— START Data for this task —

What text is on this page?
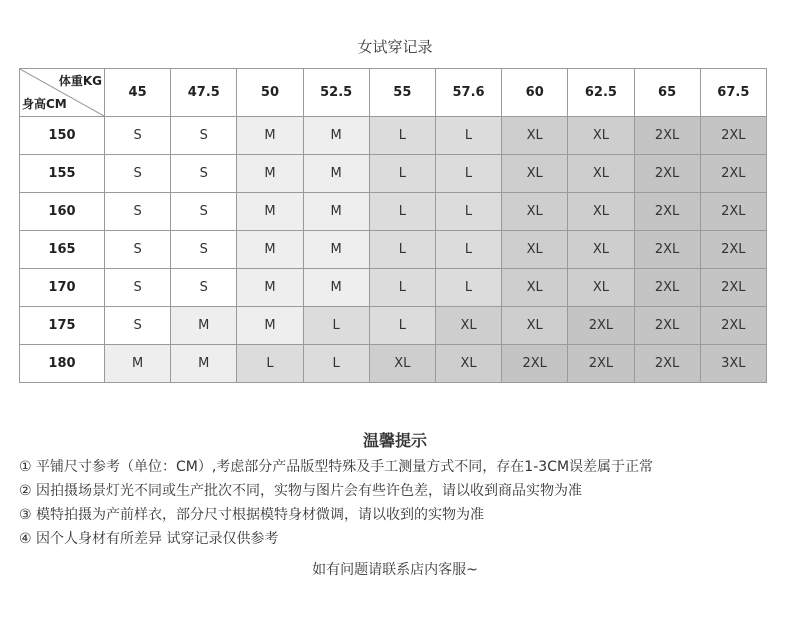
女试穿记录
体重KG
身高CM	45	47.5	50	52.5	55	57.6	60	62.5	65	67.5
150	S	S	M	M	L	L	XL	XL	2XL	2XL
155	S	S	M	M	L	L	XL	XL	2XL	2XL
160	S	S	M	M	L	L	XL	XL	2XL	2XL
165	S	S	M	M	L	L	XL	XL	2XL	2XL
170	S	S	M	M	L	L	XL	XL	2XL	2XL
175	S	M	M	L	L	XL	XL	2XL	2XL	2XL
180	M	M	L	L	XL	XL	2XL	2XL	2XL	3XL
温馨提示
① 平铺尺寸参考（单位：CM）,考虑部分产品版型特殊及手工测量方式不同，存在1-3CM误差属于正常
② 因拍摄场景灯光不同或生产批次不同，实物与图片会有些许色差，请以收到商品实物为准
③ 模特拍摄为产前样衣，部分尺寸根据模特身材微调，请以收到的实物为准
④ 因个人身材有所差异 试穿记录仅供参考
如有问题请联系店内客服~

— END Data for this task —

Task to carry out | Copy the data character for character, but drop all pictures from the copy.

The answer |
What text is on this page?
女试穿记录
体重KG
身高CM	45	47.5	50	52.5	55	57.6	60	62.5	65	67.5
150	S	S	M	M	L	L	XL	XL	2XL	2XL
155	S	S	M	M	L	L	XL	XL	2XL	2XL
160	S	S	M	M	L	L	XL	XL	2XL	2XL
165	S	S	M	M	L	L	XL	XL	2XL	2XL
170	S	S	M	M	L	L	XL	XL	2XL	2XL
175	S	M	M	L	L	XL	XL	2XL	2XL	2XL
180	M	M	L	L	XL	XL	2XL	2XL	2XL	3XL
温馨提示
① 平铺尺寸参考（单位：CM）,考虑部分产品版型特殊及手工测量方式不同，存在1-3CM误差属于正常
② 因拍摄场景灯光不同或生产批次不同，实物与图片会有些许色差，请以收到商品实物为准
③ 模特拍摄为产前样衣，部分尺寸根据模特身材微调，请以收到的实物为准
④ 因个人身材有所差异 试穿记录仅供参考
如有问题请联系店内客服~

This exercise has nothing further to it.